問題 1.
さくらももこのエッセイについての文章を、2文で要約してください。
問題 2.
さくらももこのエッセイを論じた文章を、最後の一文の後から書き継いでください。

さくらももこさんといえば、「ちびまる子ちゃん」と「コジコジ」、そしてエッセイがとても有名だ。

どれも好きなのだが、まるちゃんとコジコジは、私が生まれた時から「当たり前にあるもの」であったのに対してエッセイは、小6の時に初めて読み、それはそれは大きな衝撃を受けた。面白すぎて。「衝撃」というと突き飛ばされるようなイメージだが、吸い込まれてしまうような衝撃だった。

最初に読んだのは「ももこの話」というエッセイ集に収録されている「食欲のない子供」というエッセイだった。内容に関しては言わずもがな面白いので「読んでほしい」の一言なのだが、何より驚いたのは「食欲のなかった子供時代」というテーマで面白いエッセイを1本書けてしまう視点と感性だ。

さくらさんのエッセイは、家族の話、子供の頃の話、息子の話、学校行事の話など、いわゆる「日常」がテーマになる事が多い。突飛な経験ではなく、生活の半径5mの中にある事柄を書いているのだ。
では何がさくらさんのエッセイをそんなに面白くしているのか。私は「世界を不思議に思う力」だと思う。肯定でも否定でもなく、「不思議」。

「おんぶにだっこ」というさくらさんの幼年期の思い出を綴ったエッセイ集がある。このエッセイ集はさくらももこエッセイの中では異色とされていて、「面白おかしい」だけでなく、切なくなったり、悲しくなったり、名前のない感情になるようなエッセイが多く収録されている。死という概念との出会いや自我の芽生え、罪の意識について書かれたものもある。

データ項目.
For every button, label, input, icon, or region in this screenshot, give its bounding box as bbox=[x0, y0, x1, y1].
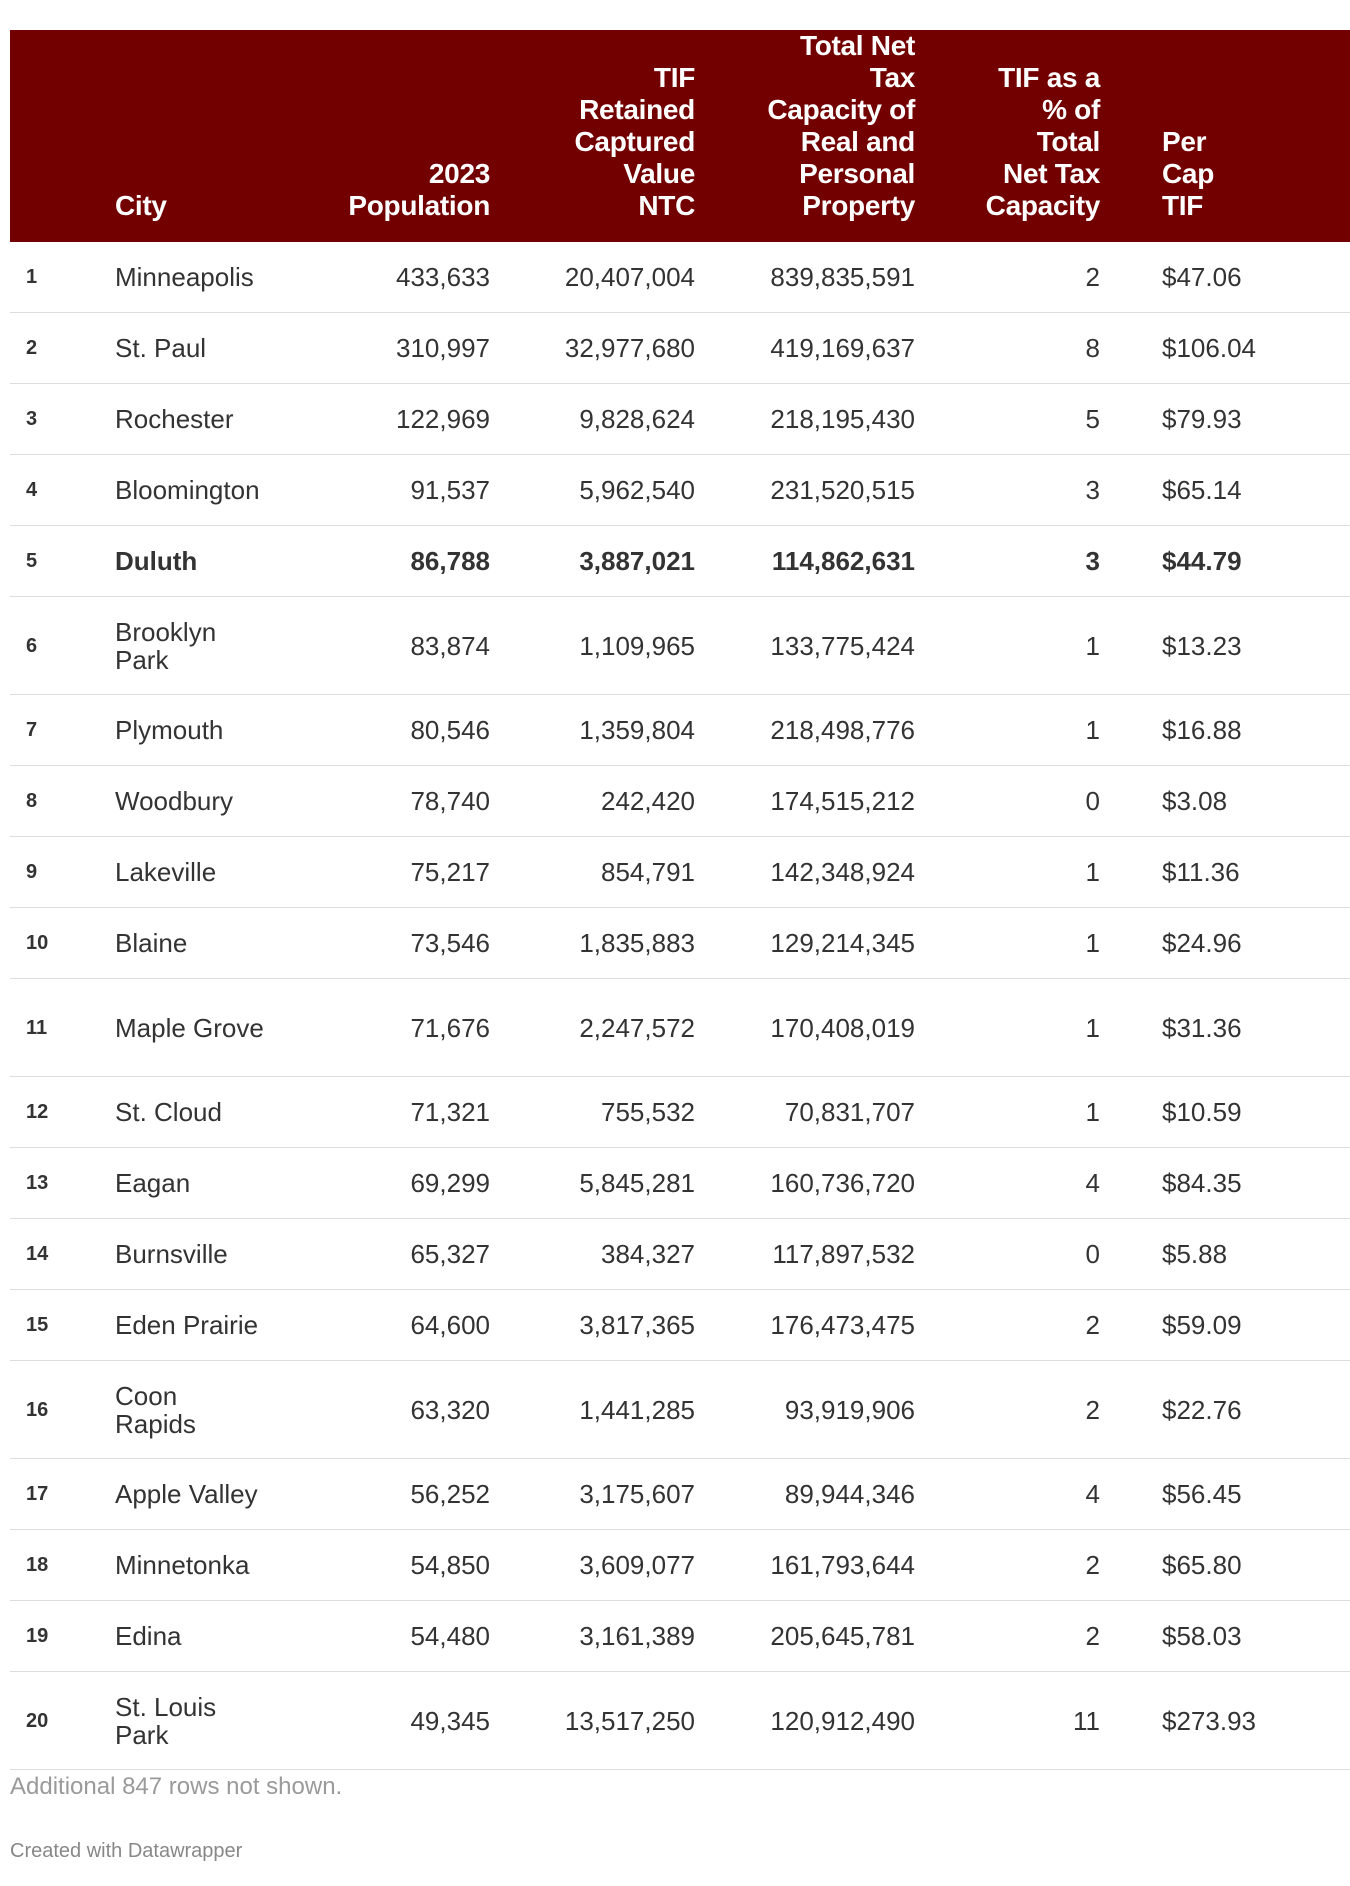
rank-cell: 4 bbox=[26, 479, 38, 501]
header-population[interactable]: 2023 Population bbox=[280, 30, 490, 242]
per-capita-tif-cell: $79.93 bbox=[1162, 404, 1242, 434]
table-row bbox=[10, 1361, 1350, 1459]
per-capita-tif-cell: $5.88 bbox=[1162, 1239, 1228, 1269]
total-net-tax-capacity-cell: 120,912,490 bbox=[770, 1705, 915, 1736]
per-capita-tif-cell: $22.76 bbox=[1162, 1394, 1242, 1425]
tif-percent-cell: 0 bbox=[1085, 786, 1100, 816]
data-table-container bbox=[10, 30, 1256, 1770]
total-net-tax-capacity-cell: 205,645,781 bbox=[770, 1621, 915, 1651]
table-row bbox=[10, 1219, 1350, 1290]
city-name: Blaine bbox=[115, 928, 188, 958]
tif-retained-value-cell: 854,791 bbox=[601, 857, 695, 887]
tif-retained-value-cell: 1,835,883 bbox=[579, 928, 695, 958]
table-row bbox=[10, 526, 1350, 597]
table-row bbox=[10, 1148, 1350, 1219]
tif-percent-cell: 1 bbox=[1085, 630, 1100, 661]
table-row bbox=[10, 597, 1350, 695]
per-capita-tif-cell: $65.14 bbox=[1162, 475, 1242, 505]
city-name: Brooklyn Park bbox=[115, 616, 217, 675]
city-cell bbox=[115, 766, 280, 837]
total-net-tax-capacity-cell: 160,736,720 bbox=[770, 1168, 915, 1198]
city-name: Minneapolis bbox=[115, 262, 254, 292]
tif-percent-cell: 1 bbox=[1085, 1097, 1100, 1127]
total-net-tax-capacity-cell: 176,473,475 bbox=[770, 1310, 915, 1340]
rank-cell: 1 bbox=[26, 266, 38, 288]
tif-retained-value-cell: 384,327 bbox=[601, 1239, 695, 1269]
rank-cell: 15 bbox=[26, 1314, 49, 1336]
population-cell: 54,850 bbox=[410, 1550, 490, 1580]
city-name: Plymouth bbox=[115, 715, 224, 745]
header-tif-retained-value[interactable]: TIF Retained Captured Value NTC bbox=[490, 30, 695, 242]
per-capita-tif-cell: $31.36 bbox=[1162, 1012, 1242, 1043]
population-cell: 64,600 bbox=[410, 1310, 490, 1340]
total-net-tax-capacity-cell: 133,775,424 bbox=[770, 630, 915, 661]
city-cell bbox=[115, 597, 280, 695]
tif-percent-cell: 11 bbox=[1073, 1705, 1100, 1736]
header-per-capita-tif[interactable]: Per Cap TIF bbox=[1100, 30, 1350, 242]
population-cell: 49,345 bbox=[410, 1705, 490, 1736]
table-row bbox=[10, 837, 1350, 908]
tif-percent-cell: 3 bbox=[1085, 475, 1100, 505]
city-name: Rochester bbox=[115, 404, 234, 434]
population-cell: 69,299 bbox=[410, 1168, 490, 1198]
table-row bbox=[10, 242, 1350, 313]
table-row bbox=[10, 908, 1350, 979]
city-cell bbox=[115, 455, 280, 526]
city-name: St. Paul bbox=[115, 333, 207, 363]
total-net-tax-capacity-cell: 174,515,212 bbox=[770, 786, 915, 816]
tif-percent-cell: 8 bbox=[1085, 333, 1100, 363]
per-capita-tif-cell: $11.36 bbox=[1162, 857, 1240, 887]
rank-cell: 16 bbox=[26, 1398, 49, 1421]
tif-percent-cell: 1 bbox=[1085, 1012, 1100, 1043]
city-cell bbox=[115, 384, 280, 455]
city-name: Bloomington bbox=[115, 475, 260, 505]
total-net-tax-capacity-cell: 70,831,707 bbox=[784, 1097, 915, 1127]
tif-retained-value-cell: 1,109,965 bbox=[579, 630, 695, 661]
rank-cell: 6 bbox=[26, 634, 38, 657]
header-tif-percent[interactable]: TIF as a % of Total Net Tax Capacity bbox=[915, 30, 1100, 242]
population-cell: 80,546 bbox=[410, 715, 490, 745]
header-rank[interactable] bbox=[10, 30, 115, 242]
city-name: Lakeville bbox=[115, 857, 217, 887]
per-capita-tif-cell: $10.59 bbox=[1162, 1097, 1242, 1127]
datawrapper-credit[interactable]: Created with Datawrapper bbox=[10, 1840, 243, 1862]
city-cell bbox=[115, 908, 280, 979]
city-cell bbox=[115, 1530, 280, 1601]
population-cell: 71,321 bbox=[410, 1097, 490, 1127]
rank-cell: 14 bbox=[26, 1243, 49, 1265]
rank-cell: 5 bbox=[26, 550, 38, 572]
tif-retained-value-cell: 755,532 bbox=[601, 1097, 695, 1127]
tif-retained-value-cell: 32,977,680 bbox=[564, 333, 695, 363]
total-net-tax-capacity-cell: 142,348,924 bbox=[770, 857, 915, 887]
tif-retained-value-cell: 1,441,285 bbox=[579, 1394, 695, 1425]
per-capita-tif-cell: $84.35 bbox=[1162, 1168, 1242, 1198]
tif-retained-value-cell: 20,407,004 bbox=[564, 262, 695, 292]
city-name: Maple Grove bbox=[115, 1012, 264, 1043]
rank-cell: 9 bbox=[26, 861, 38, 883]
tif-retained-value-cell: 1,359,804 bbox=[579, 715, 695, 745]
per-capita-tif-cell: $59.09 bbox=[1162, 1310, 1242, 1340]
population-cell: 83,874 bbox=[410, 630, 490, 661]
tif-retained-value-cell: 5,962,540 bbox=[579, 475, 695, 505]
rank-cell: 13 bbox=[26, 1172, 49, 1194]
per-capita-tif-cell: $24.96 bbox=[1162, 928, 1242, 958]
rank-cell: 18 bbox=[26, 1554, 49, 1576]
population-cell: 65,327 bbox=[410, 1239, 490, 1269]
population-cell: 310,997 bbox=[396, 333, 490, 363]
tif-percent-cell: 2 bbox=[1085, 1394, 1100, 1425]
tif-retained-value-cell: 3,609,077 bbox=[579, 1550, 695, 1580]
city-cell bbox=[115, 1219, 280, 1290]
city-name: Duluth bbox=[115, 546, 198, 576]
rank-cell: 17 bbox=[26, 1483, 49, 1505]
table-row bbox=[10, 1672, 1350, 1770]
per-capita-tif-cell: $3.08 bbox=[1162, 786, 1228, 816]
population-cell: 91,537 bbox=[410, 475, 490, 505]
total-net-tax-capacity-cell: 170,408,019 bbox=[770, 1012, 915, 1043]
total-net-tax-capacity-cell: 117,897,532 bbox=[772, 1239, 915, 1269]
tif-percent-cell: 3 bbox=[1085, 546, 1100, 576]
tif-retained-value-cell: 5,845,281 bbox=[579, 1168, 695, 1198]
population-cell: 71,676 bbox=[410, 1012, 490, 1043]
total-net-tax-capacity-cell: 218,498,776 bbox=[770, 715, 915, 745]
tif-retained-value-cell: 242,420 bbox=[601, 786, 695, 816]
city-cell bbox=[115, 837, 280, 908]
population-cell: 63,320 bbox=[410, 1394, 490, 1425]
per-capita-tif-cell: $58.03 bbox=[1162, 1621, 1242, 1651]
tif-retained-value-cell: 9,828,624 bbox=[579, 404, 695, 434]
header-total-net-tax-capacity[interactable]: Total Net Tax Capacity of Real and Personal Property bbox=[695, 30, 915, 242]
table-row bbox=[10, 979, 1350, 1077]
total-net-tax-capacity-cell: 129,214,345 bbox=[770, 928, 915, 958]
city-name: Edina bbox=[115, 1621, 182, 1651]
city-name: Minnetonka bbox=[115, 1550, 250, 1580]
population-cell: 54,480 bbox=[410, 1621, 490, 1651]
per-capita-tif-cell: $273.93 bbox=[1162, 1705, 1256, 1736]
table-row bbox=[10, 1290, 1350, 1361]
tif-percent-cell: 2 bbox=[1085, 1550, 1100, 1580]
rank-cell: 19 bbox=[26, 1625, 49, 1647]
tif-table bbox=[10, 30, 1350, 1770]
table-row bbox=[10, 1459, 1350, 1530]
tif-percent-cell: 2 bbox=[1085, 1310, 1100, 1340]
total-net-tax-capacity-cell: 231,520,515 bbox=[770, 475, 915, 505]
city-cell bbox=[115, 695, 280, 766]
city-name: Burnsville bbox=[115, 1239, 228, 1269]
city-name: Eden Prairie bbox=[115, 1310, 259, 1340]
tif-percent-cell: 1 bbox=[1085, 715, 1100, 745]
tif-percent-cell: 4 bbox=[1085, 1168, 1100, 1198]
city-cell bbox=[115, 526, 280, 597]
table-row bbox=[10, 455, 1350, 526]
tif-retained-value-cell: 3,817,365 bbox=[579, 1310, 695, 1340]
table-body bbox=[10, 242, 1350, 1770]
city-cell bbox=[115, 1672, 280, 1770]
table-row bbox=[10, 1601, 1350, 1672]
city-name: St. Cloud bbox=[115, 1097, 222, 1127]
rank-cell: 10 bbox=[26, 932, 49, 954]
city-name: Eagan bbox=[115, 1168, 191, 1198]
total-net-tax-capacity-cell: 89,944,346 bbox=[784, 1479, 915, 1509]
table-row bbox=[10, 1530, 1350, 1601]
table-row bbox=[10, 313, 1350, 384]
city-cell bbox=[115, 1290, 280, 1361]
population-cell: 86,788 bbox=[410, 546, 490, 576]
per-capita-tif-cell: $16.88 bbox=[1162, 715, 1242, 745]
city-cell bbox=[115, 313, 280, 384]
population-cell: 73,546 bbox=[410, 928, 490, 958]
table-row bbox=[10, 1077, 1350, 1148]
population-cell: 433,633 bbox=[396, 262, 490, 292]
city-name: Apple Valley bbox=[115, 1479, 258, 1509]
tif-percent-cell: 1 bbox=[1085, 857, 1100, 887]
per-capita-tif-cell: $13.23 bbox=[1162, 630, 1242, 661]
city-name: Woodbury bbox=[115, 786, 234, 816]
city-cell bbox=[115, 1601, 280, 1672]
city-name: Coon Rapids bbox=[115, 1380, 196, 1439]
header-city[interactable]: City bbox=[115, 30, 280, 242]
rank-cell: 8 bbox=[26, 790, 38, 812]
city-cell bbox=[115, 1361, 280, 1459]
rank-cell: 3 bbox=[26, 408, 38, 430]
per-capita-tif-cell: $65.80 bbox=[1162, 1550, 1242, 1580]
tif-percent-cell: 5 bbox=[1085, 404, 1100, 434]
population-cell: 122,969 bbox=[396, 404, 490, 434]
table-header bbox=[10, 30, 1350, 242]
per-capita-tif-cell: $44.79 bbox=[1162, 546, 1242, 576]
rank-cell: 11 bbox=[26, 1016, 48, 1039]
total-net-tax-capacity-cell: 114,862,631 bbox=[771, 546, 915, 576]
tif-percent-cell: 2 bbox=[1085, 262, 1100, 292]
rank-cell: 2 bbox=[26, 337, 38, 359]
total-net-tax-capacity-cell: 419,169,637 bbox=[770, 333, 915, 363]
city-cell bbox=[115, 242, 280, 313]
tif-retained-value-cell: 13,517,250 bbox=[564, 1705, 695, 1736]
tif-retained-value-cell: 2,247,572 bbox=[579, 1012, 695, 1043]
city-cell bbox=[115, 1077, 280, 1148]
population-cell: 78,740 bbox=[410, 786, 490, 816]
total-net-tax-capacity-cell: 161,793,644 bbox=[770, 1550, 915, 1580]
rank-cell: 20 bbox=[26, 1709, 49, 1732]
rank-cell: 12 bbox=[26, 1101, 49, 1123]
total-net-tax-capacity-cell: 839,835,591 bbox=[770, 262, 915, 292]
table-row bbox=[10, 766, 1350, 837]
city-cell bbox=[115, 1148, 280, 1219]
tif-percent-cell: 0 bbox=[1085, 1239, 1100, 1269]
population-cell: 75,217 bbox=[410, 857, 490, 887]
tif-retained-value-cell: 3,887,021 bbox=[579, 546, 695, 576]
per-capita-tif-cell: $106.04 bbox=[1162, 333, 1256, 363]
tif-percent-cell: 1 bbox=[1085, 928, 1100, 958]
table-row bbox=[10, 384, 1350, 455]
city-cell bbox=[115, 1459, 280, 1530]
rank-cell: 7 bbox=[26, 719, 38, 741]
city-cell bbox=[115, 979, 280, 1077]
table-row bbox=[10, 695, 1350, 766]
tif-retained-value-cell: 3,175,607 bbox=[579, 1479, 695, 1509]
tif-percent-cell: 4 bbox=[1085, 1479, 1100, 1509]
rows-not-shown-note: Additional 847 rows not shown. bbox=[10, 1773, 343, 1800]
city-name: St. Louis Park bbox=[115, 1691, 217, 1750]
total-net-tax-capacity-cell: 218,195,430 bbox=[770, 404, 915, 434]
per-capita-tif-cell: $56.45 bbox=[1162, 1479, 1242, 1509]
per-capita-tif-cell: $47.06 bbox=[1162, 262, 1242, 292]
population-cell: 56,252 bbox=[410, 1479, 490, 1509]
total-net-tax-capacity-cell: 93,919,906 bbox=[784, 1394, 915, 1425]
tif-percent-cell: 2 bbox=[1085, 1621, 1100, 1651]
tif-retained-value-cell: 3,161,389 bbox=[579, 1621, 695, 1651]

最終回答 1.
書き手は小6で初めてさくらももこさんのエッセイ「食欲のない子供」を読み、食欲のなかった子供時代というテーマで面白い1本を書けてしまう視点と感性に大きな衝撃を受けた。家族や子供の頃など生活の半径5mの中の事柄を書いたエッセイが面白いのは「世界を不思議に思う力」によると書き手は考え、切なさや悲しさ、名前のない感情を呼ぶエッセイも多く収めた異色のエッセイ集「おんぶにだっこ」も紹介している。

最終回答 2.
自分という存在そのものの不思議さについて考えている様子が事細かに表現されている。あとがきでは、書いている最中にこのエッセイが何を届けようとしているのかわからなくなった、ということが書かれていた。
しかし、私は「おんぶにだっこ」こそがさくらさんのエッセイの源流にあたるのだと思う。
「不思議に思う」という源流があるからこそ、水虫や、痔、姉妹喧嘩といった経験を観察力と妄想力でエッセイにできるのだと思う。

自分という存在が巨大な不思議にぶち当たり、その都度考えるからこそ、日常の中で経験する事も自分だけの景色になり、いわゆる「さくらももこワールド」になるのだ。
そして、さくらさんが経験している日常がこんなにも面白いのなら、自分のいる日常も面白いのではないか、「さくらももこワールド」はつくれなくても自分だけの「ワールド」はつくれるのではないかと思わせてくれる。
まずは自分の見方で見えている世界を大切にしたい。